──────── Extract ────────
153. Find Minimum in Rotated Sorted Array §

Date: 2026-03-19 Difficulty: Medium Topics: Binary Search, Array Link: https://leetcode.com/problems/find-minimum-in-rotated-sorted-array/

Final Solution §

class Solution:
    def findMin(self, nums: List[int]) -> int:
        start = 0
        end = len(nums) - 1
        while start < end:
            mid = start + (end - start) // 2
            if nums[mid] > nums[end]:
                start = mid + 1
            else:
                end = mid
        return nums[start]

Initial Issues §

• Compared nums[mid] > nums[mid - 1] — mid = 0 causes nums[-1] to wrap to last element in Python
• Used start = mid with while start <= end — infinite loops when start == end == mid
• Compared nums[mid] > end — end is an index, not a value; must be nums[end]

Key Learnings §

Compare nums[mid] against nums[end] §

• nums[mid] > nums[end] → rotation point is to the right, so start = mid + 1 (mid can’t be the min since something smaller is on the right)
──────── Dataset rows ────────
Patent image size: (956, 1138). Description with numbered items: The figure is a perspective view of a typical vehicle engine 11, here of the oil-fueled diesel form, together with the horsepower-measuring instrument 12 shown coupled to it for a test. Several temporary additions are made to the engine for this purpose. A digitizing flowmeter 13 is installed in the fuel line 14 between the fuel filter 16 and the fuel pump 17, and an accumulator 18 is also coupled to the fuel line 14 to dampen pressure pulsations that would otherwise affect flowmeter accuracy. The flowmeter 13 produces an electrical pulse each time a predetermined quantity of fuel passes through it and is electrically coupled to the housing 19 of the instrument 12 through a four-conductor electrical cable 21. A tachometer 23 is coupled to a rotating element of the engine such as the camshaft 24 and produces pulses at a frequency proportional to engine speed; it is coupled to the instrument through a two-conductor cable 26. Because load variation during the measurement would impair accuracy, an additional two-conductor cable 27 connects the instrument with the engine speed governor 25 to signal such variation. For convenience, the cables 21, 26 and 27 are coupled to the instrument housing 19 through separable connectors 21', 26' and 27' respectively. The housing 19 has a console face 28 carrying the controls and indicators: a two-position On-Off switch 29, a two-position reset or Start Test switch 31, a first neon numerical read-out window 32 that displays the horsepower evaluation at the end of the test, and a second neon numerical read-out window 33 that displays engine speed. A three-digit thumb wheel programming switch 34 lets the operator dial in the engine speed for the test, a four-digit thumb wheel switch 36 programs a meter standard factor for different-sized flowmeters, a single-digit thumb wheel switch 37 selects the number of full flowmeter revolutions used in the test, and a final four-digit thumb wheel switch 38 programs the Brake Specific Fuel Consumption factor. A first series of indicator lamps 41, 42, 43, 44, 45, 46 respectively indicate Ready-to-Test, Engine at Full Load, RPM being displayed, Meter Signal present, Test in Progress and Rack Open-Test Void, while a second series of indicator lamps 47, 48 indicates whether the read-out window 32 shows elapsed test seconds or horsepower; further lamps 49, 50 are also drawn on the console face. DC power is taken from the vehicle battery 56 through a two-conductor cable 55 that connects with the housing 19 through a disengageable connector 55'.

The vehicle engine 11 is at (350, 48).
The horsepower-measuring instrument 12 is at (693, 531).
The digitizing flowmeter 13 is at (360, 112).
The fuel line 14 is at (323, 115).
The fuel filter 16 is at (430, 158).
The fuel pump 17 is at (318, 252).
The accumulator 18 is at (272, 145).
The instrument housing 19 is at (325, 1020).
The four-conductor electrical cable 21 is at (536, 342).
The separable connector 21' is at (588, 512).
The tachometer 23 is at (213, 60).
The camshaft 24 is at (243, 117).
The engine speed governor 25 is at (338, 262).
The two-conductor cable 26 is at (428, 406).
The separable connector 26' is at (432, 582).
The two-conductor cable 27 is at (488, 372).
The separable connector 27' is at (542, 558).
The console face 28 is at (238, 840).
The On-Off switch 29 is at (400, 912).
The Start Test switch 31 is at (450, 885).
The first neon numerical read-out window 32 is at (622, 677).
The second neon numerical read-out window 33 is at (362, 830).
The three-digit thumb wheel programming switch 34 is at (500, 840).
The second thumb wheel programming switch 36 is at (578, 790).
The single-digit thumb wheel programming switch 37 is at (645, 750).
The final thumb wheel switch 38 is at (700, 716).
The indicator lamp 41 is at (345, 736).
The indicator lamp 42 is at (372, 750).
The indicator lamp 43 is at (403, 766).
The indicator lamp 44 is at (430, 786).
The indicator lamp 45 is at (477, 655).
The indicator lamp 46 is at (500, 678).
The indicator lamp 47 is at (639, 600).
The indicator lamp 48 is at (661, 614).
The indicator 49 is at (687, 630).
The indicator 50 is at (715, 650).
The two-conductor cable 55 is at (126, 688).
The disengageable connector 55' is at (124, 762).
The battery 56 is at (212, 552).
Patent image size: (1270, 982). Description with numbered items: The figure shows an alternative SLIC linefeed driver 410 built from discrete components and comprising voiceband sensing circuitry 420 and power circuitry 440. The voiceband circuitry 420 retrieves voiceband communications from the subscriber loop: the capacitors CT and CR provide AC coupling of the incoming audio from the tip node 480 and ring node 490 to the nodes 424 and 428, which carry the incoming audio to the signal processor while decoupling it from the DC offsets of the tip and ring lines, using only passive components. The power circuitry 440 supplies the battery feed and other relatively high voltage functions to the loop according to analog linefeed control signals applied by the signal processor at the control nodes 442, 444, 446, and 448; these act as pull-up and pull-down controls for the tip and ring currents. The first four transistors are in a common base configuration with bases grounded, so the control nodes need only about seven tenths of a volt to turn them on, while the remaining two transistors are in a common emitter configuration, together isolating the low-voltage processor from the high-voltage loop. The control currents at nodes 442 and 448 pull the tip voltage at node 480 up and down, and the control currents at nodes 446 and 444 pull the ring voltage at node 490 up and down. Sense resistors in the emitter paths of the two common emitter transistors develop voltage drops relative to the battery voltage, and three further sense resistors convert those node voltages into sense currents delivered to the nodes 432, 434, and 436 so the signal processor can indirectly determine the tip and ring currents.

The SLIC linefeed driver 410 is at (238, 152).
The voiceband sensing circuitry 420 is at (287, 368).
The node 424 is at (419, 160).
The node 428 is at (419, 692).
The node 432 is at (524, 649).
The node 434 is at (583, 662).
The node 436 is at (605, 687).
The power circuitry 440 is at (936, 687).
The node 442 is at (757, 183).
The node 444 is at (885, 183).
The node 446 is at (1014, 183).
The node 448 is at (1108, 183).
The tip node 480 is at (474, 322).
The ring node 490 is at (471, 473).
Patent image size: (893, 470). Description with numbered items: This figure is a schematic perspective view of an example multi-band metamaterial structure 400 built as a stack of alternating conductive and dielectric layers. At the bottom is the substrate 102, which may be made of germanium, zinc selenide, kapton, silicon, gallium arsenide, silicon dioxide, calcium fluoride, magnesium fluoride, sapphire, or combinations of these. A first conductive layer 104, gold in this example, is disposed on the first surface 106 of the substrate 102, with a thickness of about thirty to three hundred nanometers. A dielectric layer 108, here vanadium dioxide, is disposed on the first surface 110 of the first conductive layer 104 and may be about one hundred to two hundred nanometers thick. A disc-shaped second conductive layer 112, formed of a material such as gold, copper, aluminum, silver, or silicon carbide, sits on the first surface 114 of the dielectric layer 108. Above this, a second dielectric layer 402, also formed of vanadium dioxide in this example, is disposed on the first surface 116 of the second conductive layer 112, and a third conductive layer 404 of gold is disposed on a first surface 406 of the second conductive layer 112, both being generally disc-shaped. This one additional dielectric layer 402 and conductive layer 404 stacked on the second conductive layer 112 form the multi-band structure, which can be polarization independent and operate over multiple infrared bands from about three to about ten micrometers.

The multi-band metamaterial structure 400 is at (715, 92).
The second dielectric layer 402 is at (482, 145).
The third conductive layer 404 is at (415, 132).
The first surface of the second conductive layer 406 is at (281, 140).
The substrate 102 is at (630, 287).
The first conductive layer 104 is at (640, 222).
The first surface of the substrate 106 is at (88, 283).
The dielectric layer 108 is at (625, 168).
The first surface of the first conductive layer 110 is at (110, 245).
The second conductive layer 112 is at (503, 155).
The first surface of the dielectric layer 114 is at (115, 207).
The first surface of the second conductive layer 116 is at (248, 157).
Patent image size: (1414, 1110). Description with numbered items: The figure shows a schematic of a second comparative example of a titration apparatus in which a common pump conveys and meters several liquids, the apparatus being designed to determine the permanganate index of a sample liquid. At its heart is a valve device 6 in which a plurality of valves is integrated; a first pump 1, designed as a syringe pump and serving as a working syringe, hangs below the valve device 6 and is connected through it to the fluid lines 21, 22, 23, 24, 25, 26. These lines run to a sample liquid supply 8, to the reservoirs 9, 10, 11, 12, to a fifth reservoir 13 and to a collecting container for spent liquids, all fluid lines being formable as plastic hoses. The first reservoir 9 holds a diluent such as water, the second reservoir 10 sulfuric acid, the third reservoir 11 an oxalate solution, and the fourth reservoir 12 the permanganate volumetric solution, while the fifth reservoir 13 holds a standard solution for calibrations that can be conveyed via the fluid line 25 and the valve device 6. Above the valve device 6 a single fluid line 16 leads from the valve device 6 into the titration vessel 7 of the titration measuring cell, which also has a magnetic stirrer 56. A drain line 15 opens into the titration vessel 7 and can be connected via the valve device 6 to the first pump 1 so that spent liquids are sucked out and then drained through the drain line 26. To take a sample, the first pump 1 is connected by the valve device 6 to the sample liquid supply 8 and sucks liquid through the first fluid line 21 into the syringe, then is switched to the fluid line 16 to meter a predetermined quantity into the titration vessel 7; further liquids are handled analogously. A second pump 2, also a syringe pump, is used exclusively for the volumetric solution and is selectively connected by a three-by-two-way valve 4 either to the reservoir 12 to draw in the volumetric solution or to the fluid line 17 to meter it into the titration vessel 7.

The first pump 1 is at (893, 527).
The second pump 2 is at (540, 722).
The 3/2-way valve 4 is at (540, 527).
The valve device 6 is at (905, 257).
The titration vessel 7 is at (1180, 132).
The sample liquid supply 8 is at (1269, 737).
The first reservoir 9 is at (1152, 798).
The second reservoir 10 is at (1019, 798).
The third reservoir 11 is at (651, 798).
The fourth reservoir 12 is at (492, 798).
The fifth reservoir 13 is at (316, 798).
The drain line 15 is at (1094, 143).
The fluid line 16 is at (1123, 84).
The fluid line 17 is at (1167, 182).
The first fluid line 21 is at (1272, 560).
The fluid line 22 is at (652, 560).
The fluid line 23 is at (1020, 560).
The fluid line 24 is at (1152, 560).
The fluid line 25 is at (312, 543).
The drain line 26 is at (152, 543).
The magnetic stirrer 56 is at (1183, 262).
────────
Task requirements ▸
1. Please repeat the part of the Find Minimum notes starting with "Initial Issues §" and going on through "on the right)".
2. In the Find Minimum notes, why does the search set start to mid + 1 when nums[mid] is greater than nums[end]? Answer in one to three sentences.
3. Carry the Find Minimum notes forward from their last line.

The responses ▸
1.
Initial Issues §

• Compared nums[mid] > nums[mid - 1] — mid = 0 causes nums[-1] to wrap to last element in Python
• Used start = mid with while start <= end — infinite loops when start == end == mid
• Compared nums[mid] > end — end is an index, not a value; must be nums[end]

Key Learnings §

Compare nums[mid] against nums[end] §

• nums[mid] > nums[end] → rotation point is to the right, so start = mid + 1 (mid can’t be the min since something smaller is on the right)

2. When nums[mid] is greater than nums[end], the rotation point lies to the right of mid. Mid cannot be the minimum because something smaller sits on its right, so start moves to mid + 1.

3.
• nums[mid] <= nums[end] → mid could be the min or it’s to the left, so end = mid (keep mid in search space)

while start < end vs while start <= end §

	start <= end	start < end
Goal	Find target or return not found	Narrow down to one answer
Ends when	Search space empty (start > end)	One element left (start == end)
Return	Inside loop (found) or after (-1)	After loop: nums[start]
Used for	Exact target search (704, 74)	Find min, boundary, first/last
Why not the other	N/A	end = mid when start == end → infinite loop

Key insight §

• start < end guarantees mid < end (since mid = (start+end)//2 rounds down), so end = mid always shrinks the window
• Answer always exists — just shrinking to size 1

Complexity §

• Time: O(log n)
• Space: O(1)